[Extracts from a graphics dataset]
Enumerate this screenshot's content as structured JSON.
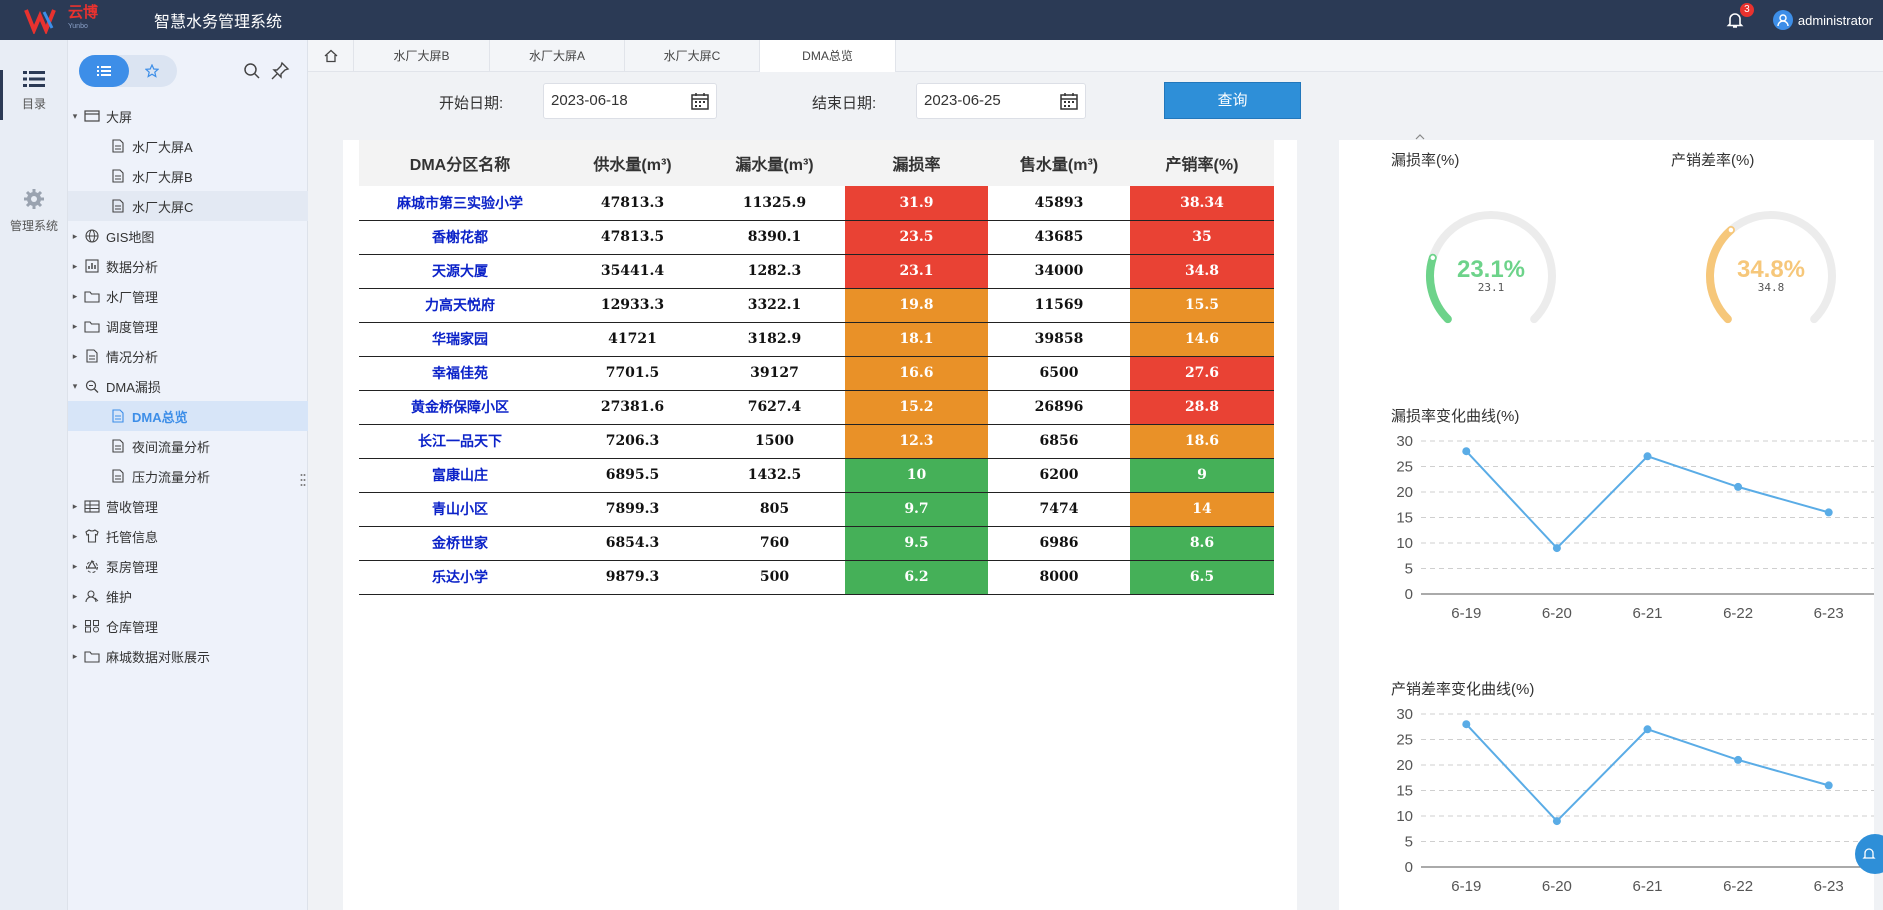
{
  "app": {
    "logo_text": "云博",
    "logo_sub": "Yunbo",
    "title": "智慧水务管理系统"
  },
  "topbar": {
    "notification_count": "3",
    "username": "administrator"
  },
  "rail": [
    {
      "label": "目录",
      "icon": "list-icon"
    },
    {
      "label": "管理系统",
      "icon": "gear-icon"
    }
  ],
  "sidebar": {
    "tree": [
      {
        "label": "大屏",
        "depth": 0,
        "caret": "▾",
        "icon": "screen-icon"
      },
      {
        "label": "水厂大屏A",
        "depth": 1,
        "caret": "",
        "icon": "doc-icon"
      },
      {
        "label": "水厂大屏B",
        "depth": 1,
        "caret": "",
        "icon": "doc-icon"
      },
      {
        "label": "水厂大屏C",
        "depth": 1,
        "caret": "",
        "icon": "doc-icon"
      },
      {
        "label": "GIS地图",
        "depth": 0,
        "caret": "▸",
        "icon": "globe-icon"
      },
      {
        "label": "数据分析",
        "depth": 0,
        "caret": "▸",
        "icon": "chart-icon"
      },
      {
        "label": "水厂管理",
        "depth": 0,
        "caret": "▸",
        "icon": "folder-icon"
      },
      {
        "label": "调度管理",
        "depth": 0,
        "caret": "▸",
        "icon": "folder-icon"
      },
      {
        "label": "情况分析",
        "depth": 0,
        "caret": "▸",
        "icon": "doc-icon"
      },
      {
        "label": "DMA漏损",
        "depth": 0,
        "caret": "▾",
        "icon": "search-doc-icon"
      },
      {
        "label": "DMA总览",
        "depth": 1,
        "caret": "",
        "icon": "doc-icon"
      },
      {
        "label": "夜间流量分析",
        "depth": 1,
        "caret": "",
        "icon": "doc-icon"
      },
      {
        "label": "压力流量分析",
        "depth": 1,
        "caret": "",
        "icon": "doc-icon"
      },
      {
        "label": "营收管理",
        "depth": 0,
        "caret": "▸",
        "icon": "table-icon"
      },
      {
        "label": "托管信息",
        "depth": 0,
        "caret": "▸",
        "icon": "shirt-icon"
      },
      {
        "label": "泵房管理",
        "depth": 0,
        "caret": "▸",
        "icon": "recycle-icon"
      },
      {
        "label": "维护",
        "depth": 0,
        "caret": "▸",
        "icon": "user-icon"
      },
      {
        "label": "仓库管理",
        "depth": 0,
        "caret": "▸",
        "icon": "grid-icon"
      },
      {
        "label": "麻城数据对账展示",
        "depth": 0,
        "caret": "▸",
        "icon": "folder-icon"
      }
    ]
  },
  "tabs": [
    "水厂大屏B",
    "水厂大屏A",
    "水厂大屏C",
    "DMA总览"
  ],
  "filter": {
    "start_label": "开始日期:",
    "start_value": "2023-06-18",
    "end_label": "结束日期:",
    "end_value": "2023-06-25",
    "query_label": "查询"
  },
  "table": {
    "headers": [
      "DMA分区名称",
      "供水量(m³)",
      "漏水量(m³)",
      "漏损率",
      "售水量(m³)",
      "产销率(%)"
    ],
    "rows": [
      [
        "麻城市第三实验小学",
        "47813.3",
        "11325.9",
        "31.9",
        "45893",
        "38.34"
      ],
      [
        "香榭花都",
        "47813.5",
        "8390.1",
        "23.5",
        "43685",
        "35"
      ],
      [
        "天源大厦",
        "35441.4",
        "1282.3",
        "23.1",
        "34000",
        "34.8"
      ],
      [
        "力高天悦府",
        "12933.3",
        "3322.1",
        "19.8",
        "11569",
        "15.5"
      ],
      [
        "华瑞家园",
        "41721",
        "3182.9",
        "18.1",
        "39858",
        "14.6"
      ],
      [
        "幸福佳苑",
        "7701.5",
        "39127",
        "16.6",
        "6500",
        "27.6"
      ],
      [
        "黄金桥保障小区",
        "27381.6",
        "7627.4",
        "15.2",
        "26896",
        "28.8"
      ],
      [
        "长江一品天下",
        "7206.3",
        "1500",
        "12.3",
        "6856",
        "18.6"
      ],
      [
        "富康山庄",
        "6895.5",
        "1432.5",
        "10",
        "6200",
        "9"
      ],
      [
        "青山小区",
        "7899.3",
        "805",
        "9.7",
        "7474",
        "14"
      ],
      [
        "金桥世家",
        "6854.3",
        "760",
        "9.5",
        "6986",
        "8.6"
      ],
      [
        "乐达小学",
        "9879.3",
        "500",
        "6.2",
        "8000",
        "6.5"
      ]
    ],
    "level_colors": {
      "high": "#e94234",
      "mid": "#e99128",
      "low": "#45b058"
    }
  },
  "gauges": [
    {
      "title": "漏损率(%)",
      "value": 23.1,
      "label": "23.1%",
      "sub": "23.1",
      "color": "#6dd38a",
      "max": 100
    },
    {
      "title": "产销差率(%)",
      "value": 34.8,
      "label": "34.8%",
      "sub": "34.8",
      "color": "#f6c77a",
      "max": 100
    }
  ],
  "chart_data": [
    {
      "type": "line",
      "title": "漏损率变化曲线(%)",
      "categories": [
        "6-19",
        "6-20",
        "6-21",
        "6-22",
        "6-23"
      ],
      "values": [
        28,
        9,
        27,
        21,
        16
      ],
      "ylim": [
        0,
        30
      ],
      "yticks": [
        0,
        5,
        10,
        15,
        20,
        25,
        30
      ],
      "color": "#5aace6",
      "grid": true
    },
    {
      "type": "line",
      "title": "产销差率变化曲线(%)",
      "categories": [
        "6-19",
        "6-20",
        "6-21",
        "6-22",
        "6-23"
      ],
      "values": [
        28,
        9,
        27,
        21,
        16
      ],
      "ylim": [
        0,
        30
      ],
      "yticks": [
        0,
        5,
        10,
        15,
        20,
        25,
        30
      ],
      "color": "#5aace6",
      "grid": true
    }
  ]
}
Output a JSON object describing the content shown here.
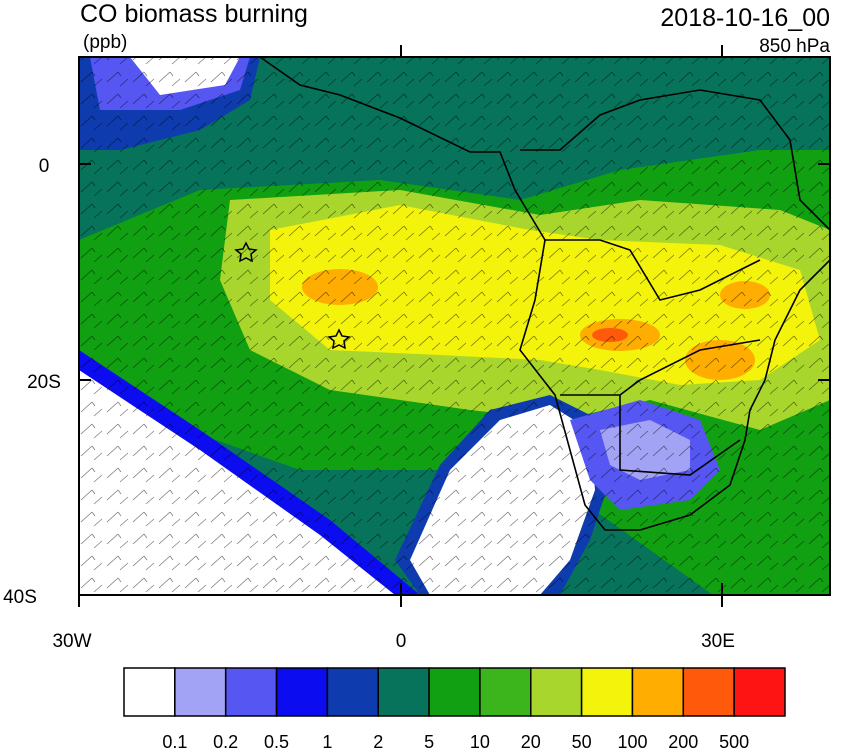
{
  "header": {
    "title": "CO biomass burning",
    "units": "(ppb)",
    "time": "2018-10-16_00",
    "level": "850 hPa"
  },
  "map": {
    "lat_labels": [
      "0",
      "20S",
      "40S"
    ],
    "lon_labels": [
      "30W",
      "0",
      "30E"
    ]
  },
  "colorbar": {
    "colors": [
      "#ffffff",
      "#a3a3f5",
      "#5656f2",
      "#0c0cf0",
      "#0e3cae",
      "#06735a",
      "#11a012",
      "#3cb41c",
      "#a8d62c",
      "#f3f30c",
      "#ffad00",
      "#ff5a0c",
      "#ff1414"
    ],
    "labels": [
      "0.1",
      "0.2",
      "0.5",
      "1",
      "2",
      "5",
      "10",
      "20",
      "50",
      "100",
      "200",
      "500"
    ]
  }
}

GOAL. Pictures in the records above are not copied; print everything else exactly.

TASK SOLUTION.
Enumerate this screenshot's content as structured JSON.
{
  "app": {
    "logo_text": "云博",
    "logo_sub": "Yunbo",
    "title": "智慧水务管理系统"
  },
  "topbar": {
    "notification_count": "3",
    "username": "administrator"
  },
  "rail": [
    {
      "label": "目录",
      "icon": "list-icon"
    },
    {
      "label": "管理系统",
      "icon": "gear-icon"
    }
  ],
  "sidebar": {
    "tree": [
      {
        "label": "大屏",
        "depth": 0,
        "caret": "▾",
        "icon": "screen-icon"
      },
      {
        "label": "水厂大屏A",
        "depth": 1,
        "caret": "",
        "icon": "doc-icon"
      },
      {
        "label": "水厂大屏B",
        "depth": 1,
        "caret": "",
        "icon": "doc-icon"
      },
      {
        "label": "水厂大屏C",
        "depth": 1,
        "caret": "",
        "icon": "doc-icon"
      },
      {
        "label": "GIS地图",
        "depth": 0,
        "caret": "▸",
        "icon": "globe-icon"
      },
      {
        "label": "数据分析",
        "depth": 0,
        "caret": "▸",
        "icon": "chart-icon"
      },
      {
        "label": "水厂管理",
        "depth": 0,
        "caret": "▸",
        "icon": "folder-icon"
      },
      {
        "label": "调度管理",
        "depth": 0,
        "caret": "▸",
        "icon": "folder-icon"
      },
      {
        "label": "情况分析",
        "depth": 0,
        "caret": "▸",
        "icon": "doc-icon"
      },
      {
        "label": "DMA漏损",
        "depth": 0,
        "caret": "▾",
        "icon": "search-doc-icon"
      },
      {
        "label": "DMA总览",
        "depth": 1,
        "caret": "",
        "icon": "doc-icon"
      },
      {
        "label": "夜间流量分析",
        "depth": 1,
        "caret": "",
        "icon": "doc-icon"
      },
      {
        "label": "压力流量分析",
        "depth": 1,
        "caret": "",
        "icon": "doc-icon"
      },
      {
        "label": "营收管理",
        "depth": 0,
        "caret": "▸",
        "icon": "table-icon"
      },
      {
        "label": "托管信息",
        "depth": 0,
        "caret": "▸",
        "icon": "shirt-icon"
      },
      {
        "label": "泵房管理",
        "depth": 0,
        "caret": "▸",
        "icon": "recycle-icon"
      },
      {
        "label": "维护",
        "depth": 0,
        "caret": "▸",
        "icon": "user-icon"
      },
      {
        "label": "仓库管理",
        "depth": 0,
        "caret": "▸",
        "icon": "grid-icon"
      },
      {
        "label": "麻城数据对账展示",
        "depth": 0,
        "caret": "▸",
        "icon": "folder-icon"
      }
    ]
  },
  "tabs": [
    "水厂大屏B",
    "水厂大屏A",
    "水厂大屏C",
    "DMA总览"
  ],
  "filter": {
    "start_label": "开始日期:",
    "start_value": "2023-06-18",
    "end_label": "结束日期:",
    "end_value": "2023-06-25",
    "query_label": "查询"
  },
  "table": {
    "headers": [
      "DMA分区名称",
      "供水量(m³)",
      "漏水量(m³)",
      "漏损率",
      "售水量(m³)",
      "产销率(%)"
    ],
    "rows": [
      [
        "麻城市第三实验小学",
        "47813.3",
        "11325.9",
        "31.9",
        "45893",
        "38.34"
      ],
      [
        "香榭花都",
        "47813.5",
        "8390.1",
        "23.5",
        "43685",
        "35"
      ],
      [
        "天源大厦",
        "35441.4",
        "1282.3",
        "23.1",
        "34000",
        "34.8"
      ],
      [
        "力高天悦府",
        "12933.3",
        "3322.1",
        "19.8",
        "11569",
        "15.5"
      ],
      [
        "华瑞家园",
        "41721",
        "3182.9",
        "18.1",
        "39858",
        "14.6"
      ],
      [
        "幸福佳苑",
        "7701.5",
        "39127",
        "16.6",
        "6500",
        "27.6"
      ],
      [
        "黄金桥保障小区",
        "27381.6",
        "7627.4",
        "15.2",
        "26896",
        "28.8"
      ],
      [
        "长江一品天下",
        "7206.3",
        "1500",
        "12.3",
        "6856",
        "18.6"
      ],
      [
        "富康山庄",
        "6895.5",
        "1432.5",
        "10",
        "6200",
        "9"
      ],
      [
        "青山小区",
        "7899.3",
        "805",
        "9.7",
        "7474",
        "14"
      ],
      [
        "金桥世家",
        "6854.3",
        "760",
        "9.5",
        "6986",
        "8.6"
      ],
      [
        "乐达小学",
        "9879.3",
        "500",
        "6.2",
        "8000",
        "6.5"
      ]
    ],
    "level_colors": {
      "high": "#e94234",
      "mid": "#e99128",
      "low": "#45b058"
    }
  },
  "gauges": [
    {
      "title": "漏损率(%)",
      "value": 23.1,
      "label": "23.1%",
      "sub": "23.1",
      "color": "#6dd38a",
      "max": 100
    },
    {
      "title": "产销差率(%)",
      "value": 34.8,
      "label": "34.8%",
      "sub": "34.8",
      "color": "#f6c77a",
      "max": 100
    }
  ],
  "chart_data": [
    {
      "type": "line",
      "title": "漏损率变化曲线(%)",
      "categories": [
        "6-19",
        "6-20",
        "6-21",
        "6-22",
        "6-23"
      ],
      "values": [
        28,
        9,
        27,
        21,
        16
      ],
      "ylim": [
        0,
        30
      ],
      "yticks": [
        0,
        5,
        10,
        15,
        20,
        25,
        30
      ],
      "color": "#5aace6",
      "grid": true
    },
    {
      "type": "line",
      "title": "产销差率变化曲线(%)",
      "categories": [
        "6-19",
        "6-20",
        "6-21",
        "6-22",
        "6-23"
      ],
      "values": [
        28,
        9,
        27,
        21,
        16
      ],
      "ylim": [
        0,
        30
      ],
      "yticks": [
        0,
        5,
        10,
        15,
        20,
        25,
        30
      ],
      "color": "#5aace6",
      "grid": true
    }
  ]
}
Output a JSON object describing the content shown here.
{
  "header": {
    "title": "CO biomass burning",
    "units": "(ppb)",
    "time": "2018-10-16_00",
    "level": "850 hPa"
  },
  "map": {
    "lat_labels": [
      "0",
      "20S",
      "40S"
    ],
    "lon_labels": [
      "30W",
      "0",
      "30E"
    ]
  },
  "colorbar": {
    "colors": [
      "#ffffff",
      "#a3a3f5",
      "#5656f2",
      "#0c0cf0",
      "#0e3cae",
      "#06735a",
      "#11a012",
      "#3cb41c",
      "#a8d62c",
      "#f3f30c",
      "#ffad00",
      "#ff5a0c",
      "#ff1414"
    ],
    "labels": [
      "0.1",
      "0.2",
      "0.5",
      "1",
      "2",
      "5",
      "10",
      "20",
      "50",
      "100",
      "200",
      "500"
    ]
  }
}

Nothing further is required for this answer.